| What to do |
Reproduce the listing below in its entirety. Change nothing.

(A block of data)
——

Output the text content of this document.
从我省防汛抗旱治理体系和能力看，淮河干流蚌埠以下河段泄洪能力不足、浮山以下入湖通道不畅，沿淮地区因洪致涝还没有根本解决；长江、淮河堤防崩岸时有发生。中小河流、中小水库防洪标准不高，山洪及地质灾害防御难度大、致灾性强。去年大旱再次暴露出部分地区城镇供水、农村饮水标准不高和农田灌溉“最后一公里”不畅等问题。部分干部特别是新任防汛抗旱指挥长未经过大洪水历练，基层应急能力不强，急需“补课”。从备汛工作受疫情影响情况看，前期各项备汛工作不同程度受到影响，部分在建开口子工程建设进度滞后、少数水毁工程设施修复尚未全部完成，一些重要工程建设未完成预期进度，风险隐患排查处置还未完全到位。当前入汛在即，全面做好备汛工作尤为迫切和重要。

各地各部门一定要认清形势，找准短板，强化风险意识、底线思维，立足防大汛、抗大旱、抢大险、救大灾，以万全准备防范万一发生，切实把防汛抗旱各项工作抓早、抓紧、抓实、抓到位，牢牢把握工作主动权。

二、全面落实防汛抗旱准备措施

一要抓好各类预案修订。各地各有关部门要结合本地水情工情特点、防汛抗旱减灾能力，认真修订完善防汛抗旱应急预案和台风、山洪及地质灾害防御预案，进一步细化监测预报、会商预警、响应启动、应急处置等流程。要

——

| Expected answer |
Output the text content of this document.
从我省防汛抗旱治理体系和能力看，淮河干流蚌埠以下河段泄洪能力不足、浮山以下入湖通道不畅，沿淮地区因洪致涝还没有根本解决；长江、淮河堤防崩岸时有发生。中小河流、中小水库防洪标准不高，山洪及地质灾害防御难度大、致灾性强。去年大旱再次暴露出部分地区城镇供水、农村饮水标准不高和农田灌溉“最后一公里”不畅等问题。部分干部特别是新任防汛抗旱指挥长未经过大洪水历练，基层应急能力不强，急需“补课”。从备汛工作受疫情影响情况看，前期各项备汛工作不同程度受到影响，部分在建开口子工程建设进度滞后、少数水毁工程设施修复尚未全部完成，一些重要工程建设未完成预期进度，风险隐患排查处置还未完全到位。当前入汛在即，全面做好备汛工作尤为迫切和重要。

各地各部门一定要认清形势，找准短板，强化风险意识、底线思维，立足防大汛、抗大旱、抢大险、救大灾，以万全准备防范万一发生，切实把防汛抗旱各项工作抓早、抓紧、抓实、抓到位，牢牢把握工作主动权。

二、全面落实防汛抗旱准备措施

一要抓好各类预案修订。各地各有关部门要结合本地水情工情特点、防汛抗旱减灾能力，认真修订完善防汛抗旱应急预案和台风、山洪及地质灾害防御预案，进一步细化监测预报、会商预警、响应启动、应急处置等流程。要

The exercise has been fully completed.